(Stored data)
================================

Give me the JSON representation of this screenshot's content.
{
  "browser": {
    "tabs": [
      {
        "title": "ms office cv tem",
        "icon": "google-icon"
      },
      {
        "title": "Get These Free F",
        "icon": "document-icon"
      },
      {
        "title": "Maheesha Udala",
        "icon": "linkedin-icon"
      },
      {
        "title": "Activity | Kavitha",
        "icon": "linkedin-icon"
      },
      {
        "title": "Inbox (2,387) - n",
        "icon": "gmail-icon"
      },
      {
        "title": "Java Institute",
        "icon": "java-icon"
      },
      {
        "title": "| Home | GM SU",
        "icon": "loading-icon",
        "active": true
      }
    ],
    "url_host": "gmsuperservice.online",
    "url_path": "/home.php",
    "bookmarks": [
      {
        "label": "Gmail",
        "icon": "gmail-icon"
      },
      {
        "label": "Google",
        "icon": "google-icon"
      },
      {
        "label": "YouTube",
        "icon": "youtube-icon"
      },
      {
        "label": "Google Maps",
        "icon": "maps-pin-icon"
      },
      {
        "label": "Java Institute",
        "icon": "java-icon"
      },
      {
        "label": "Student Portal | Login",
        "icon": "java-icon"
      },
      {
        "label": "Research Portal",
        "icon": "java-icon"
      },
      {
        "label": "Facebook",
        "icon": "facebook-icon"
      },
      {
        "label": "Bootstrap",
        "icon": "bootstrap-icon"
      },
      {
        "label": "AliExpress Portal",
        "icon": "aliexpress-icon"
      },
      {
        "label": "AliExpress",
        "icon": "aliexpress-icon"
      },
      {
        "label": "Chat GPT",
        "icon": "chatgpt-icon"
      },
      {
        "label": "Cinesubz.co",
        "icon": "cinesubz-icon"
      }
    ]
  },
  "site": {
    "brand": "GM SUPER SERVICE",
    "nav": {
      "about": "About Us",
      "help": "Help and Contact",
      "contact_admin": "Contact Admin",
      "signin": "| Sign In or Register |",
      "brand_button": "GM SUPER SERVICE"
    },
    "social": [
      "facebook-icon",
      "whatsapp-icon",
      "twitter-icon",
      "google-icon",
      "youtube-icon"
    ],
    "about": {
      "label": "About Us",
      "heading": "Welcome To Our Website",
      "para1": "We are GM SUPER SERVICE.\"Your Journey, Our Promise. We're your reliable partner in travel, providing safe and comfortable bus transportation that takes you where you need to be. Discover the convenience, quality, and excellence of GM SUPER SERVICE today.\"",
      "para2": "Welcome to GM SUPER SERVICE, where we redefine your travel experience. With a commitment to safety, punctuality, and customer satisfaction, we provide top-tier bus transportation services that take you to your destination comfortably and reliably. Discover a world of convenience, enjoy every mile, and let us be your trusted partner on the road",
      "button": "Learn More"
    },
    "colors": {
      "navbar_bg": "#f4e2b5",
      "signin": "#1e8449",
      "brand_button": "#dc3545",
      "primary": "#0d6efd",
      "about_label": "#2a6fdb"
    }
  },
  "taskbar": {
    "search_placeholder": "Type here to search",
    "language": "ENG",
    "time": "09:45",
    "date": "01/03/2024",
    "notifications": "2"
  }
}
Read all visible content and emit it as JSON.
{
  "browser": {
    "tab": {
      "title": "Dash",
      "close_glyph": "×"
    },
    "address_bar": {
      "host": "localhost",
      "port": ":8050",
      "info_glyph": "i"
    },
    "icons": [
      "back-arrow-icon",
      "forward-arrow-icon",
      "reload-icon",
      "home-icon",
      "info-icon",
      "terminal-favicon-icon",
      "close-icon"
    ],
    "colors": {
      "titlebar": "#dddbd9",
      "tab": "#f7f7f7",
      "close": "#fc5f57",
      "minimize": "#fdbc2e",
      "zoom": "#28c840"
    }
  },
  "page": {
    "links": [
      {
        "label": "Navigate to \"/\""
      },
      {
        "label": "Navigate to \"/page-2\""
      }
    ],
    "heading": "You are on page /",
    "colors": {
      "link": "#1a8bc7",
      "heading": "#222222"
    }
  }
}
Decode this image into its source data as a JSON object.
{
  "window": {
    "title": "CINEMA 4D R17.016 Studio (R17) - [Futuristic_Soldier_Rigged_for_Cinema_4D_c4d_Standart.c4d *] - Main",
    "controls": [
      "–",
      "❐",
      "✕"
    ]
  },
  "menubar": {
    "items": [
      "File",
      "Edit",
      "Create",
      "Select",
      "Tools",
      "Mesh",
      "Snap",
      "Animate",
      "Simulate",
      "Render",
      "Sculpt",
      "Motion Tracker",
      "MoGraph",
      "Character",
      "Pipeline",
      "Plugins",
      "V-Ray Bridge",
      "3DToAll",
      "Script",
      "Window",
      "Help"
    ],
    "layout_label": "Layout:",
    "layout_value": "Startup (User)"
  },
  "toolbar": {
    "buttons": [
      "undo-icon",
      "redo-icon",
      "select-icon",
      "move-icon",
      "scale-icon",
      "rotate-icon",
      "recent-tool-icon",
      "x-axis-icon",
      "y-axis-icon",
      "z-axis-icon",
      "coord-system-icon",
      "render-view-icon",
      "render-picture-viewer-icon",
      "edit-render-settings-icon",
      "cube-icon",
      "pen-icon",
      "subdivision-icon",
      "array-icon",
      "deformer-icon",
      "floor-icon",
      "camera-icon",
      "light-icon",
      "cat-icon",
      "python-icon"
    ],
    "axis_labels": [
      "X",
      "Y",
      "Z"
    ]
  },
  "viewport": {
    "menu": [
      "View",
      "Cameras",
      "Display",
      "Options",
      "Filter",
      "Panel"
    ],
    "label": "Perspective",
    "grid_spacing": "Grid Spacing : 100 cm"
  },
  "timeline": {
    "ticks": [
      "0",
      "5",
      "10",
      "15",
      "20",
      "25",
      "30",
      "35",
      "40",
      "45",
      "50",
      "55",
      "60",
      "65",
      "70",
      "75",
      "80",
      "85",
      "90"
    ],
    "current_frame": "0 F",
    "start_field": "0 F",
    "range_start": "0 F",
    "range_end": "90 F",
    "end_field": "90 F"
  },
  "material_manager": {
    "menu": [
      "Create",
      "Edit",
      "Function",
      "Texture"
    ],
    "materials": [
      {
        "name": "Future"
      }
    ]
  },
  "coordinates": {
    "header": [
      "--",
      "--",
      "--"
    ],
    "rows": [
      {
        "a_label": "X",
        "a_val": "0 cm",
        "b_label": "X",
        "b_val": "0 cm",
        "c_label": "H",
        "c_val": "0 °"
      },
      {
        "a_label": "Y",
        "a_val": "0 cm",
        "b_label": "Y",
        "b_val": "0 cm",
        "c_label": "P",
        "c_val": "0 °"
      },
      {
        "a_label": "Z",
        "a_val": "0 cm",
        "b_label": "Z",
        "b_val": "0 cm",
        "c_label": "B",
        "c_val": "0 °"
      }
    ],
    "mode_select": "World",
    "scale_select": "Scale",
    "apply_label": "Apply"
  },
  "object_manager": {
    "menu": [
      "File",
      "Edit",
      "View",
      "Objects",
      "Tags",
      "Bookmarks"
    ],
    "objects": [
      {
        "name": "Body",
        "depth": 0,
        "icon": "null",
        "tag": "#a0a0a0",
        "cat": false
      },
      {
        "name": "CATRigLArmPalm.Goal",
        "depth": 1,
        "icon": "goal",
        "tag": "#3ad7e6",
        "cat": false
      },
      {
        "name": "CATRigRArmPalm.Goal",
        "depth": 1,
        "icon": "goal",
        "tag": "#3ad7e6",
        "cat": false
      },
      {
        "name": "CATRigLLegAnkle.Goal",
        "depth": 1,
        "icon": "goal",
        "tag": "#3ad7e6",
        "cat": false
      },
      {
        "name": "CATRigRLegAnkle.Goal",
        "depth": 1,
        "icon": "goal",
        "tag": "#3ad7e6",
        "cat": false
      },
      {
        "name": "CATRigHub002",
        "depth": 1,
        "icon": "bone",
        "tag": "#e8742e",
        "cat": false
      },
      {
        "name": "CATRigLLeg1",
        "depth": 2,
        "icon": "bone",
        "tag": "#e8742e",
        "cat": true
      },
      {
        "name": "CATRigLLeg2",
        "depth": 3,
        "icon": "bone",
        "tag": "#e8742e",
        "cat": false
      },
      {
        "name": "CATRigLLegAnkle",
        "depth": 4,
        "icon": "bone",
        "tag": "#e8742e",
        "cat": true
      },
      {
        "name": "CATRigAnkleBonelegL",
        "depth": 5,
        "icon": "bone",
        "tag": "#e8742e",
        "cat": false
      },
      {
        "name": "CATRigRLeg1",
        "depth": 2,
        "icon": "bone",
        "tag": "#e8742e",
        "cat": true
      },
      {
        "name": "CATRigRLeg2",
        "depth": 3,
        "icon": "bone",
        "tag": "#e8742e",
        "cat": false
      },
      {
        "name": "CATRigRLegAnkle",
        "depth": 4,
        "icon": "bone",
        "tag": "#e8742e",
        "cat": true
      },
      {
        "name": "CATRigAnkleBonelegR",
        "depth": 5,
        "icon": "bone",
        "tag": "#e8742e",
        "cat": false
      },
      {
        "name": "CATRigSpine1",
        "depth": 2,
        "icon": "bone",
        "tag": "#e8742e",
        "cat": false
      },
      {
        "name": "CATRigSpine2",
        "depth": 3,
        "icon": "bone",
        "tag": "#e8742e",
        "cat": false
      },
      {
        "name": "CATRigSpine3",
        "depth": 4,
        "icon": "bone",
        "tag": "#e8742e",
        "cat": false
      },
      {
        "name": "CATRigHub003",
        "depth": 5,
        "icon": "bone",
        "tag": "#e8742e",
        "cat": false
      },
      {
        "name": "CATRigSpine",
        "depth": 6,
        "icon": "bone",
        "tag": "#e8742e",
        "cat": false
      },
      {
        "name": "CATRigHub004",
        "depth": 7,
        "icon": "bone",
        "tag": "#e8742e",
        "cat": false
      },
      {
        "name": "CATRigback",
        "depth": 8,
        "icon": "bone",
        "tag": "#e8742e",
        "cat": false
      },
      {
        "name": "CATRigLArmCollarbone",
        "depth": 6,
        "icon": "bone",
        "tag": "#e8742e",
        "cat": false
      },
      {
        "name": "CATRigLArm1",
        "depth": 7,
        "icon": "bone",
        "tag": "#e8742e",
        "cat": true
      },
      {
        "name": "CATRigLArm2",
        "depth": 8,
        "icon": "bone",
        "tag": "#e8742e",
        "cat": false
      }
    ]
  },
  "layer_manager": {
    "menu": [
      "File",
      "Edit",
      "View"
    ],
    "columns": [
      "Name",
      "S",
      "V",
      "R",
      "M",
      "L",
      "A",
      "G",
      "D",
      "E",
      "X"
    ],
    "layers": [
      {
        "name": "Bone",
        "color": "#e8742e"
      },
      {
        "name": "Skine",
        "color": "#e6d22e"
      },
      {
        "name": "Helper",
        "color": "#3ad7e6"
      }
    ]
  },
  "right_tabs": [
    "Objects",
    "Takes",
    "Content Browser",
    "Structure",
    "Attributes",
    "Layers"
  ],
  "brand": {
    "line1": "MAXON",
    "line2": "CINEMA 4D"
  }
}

================================

**GIVEN EXERCISE**
From the entries above, list each line with "signin" in it.

**RESPONSE**
      "signin": "| Sign In or Register |",
      "signin": "#1e8449",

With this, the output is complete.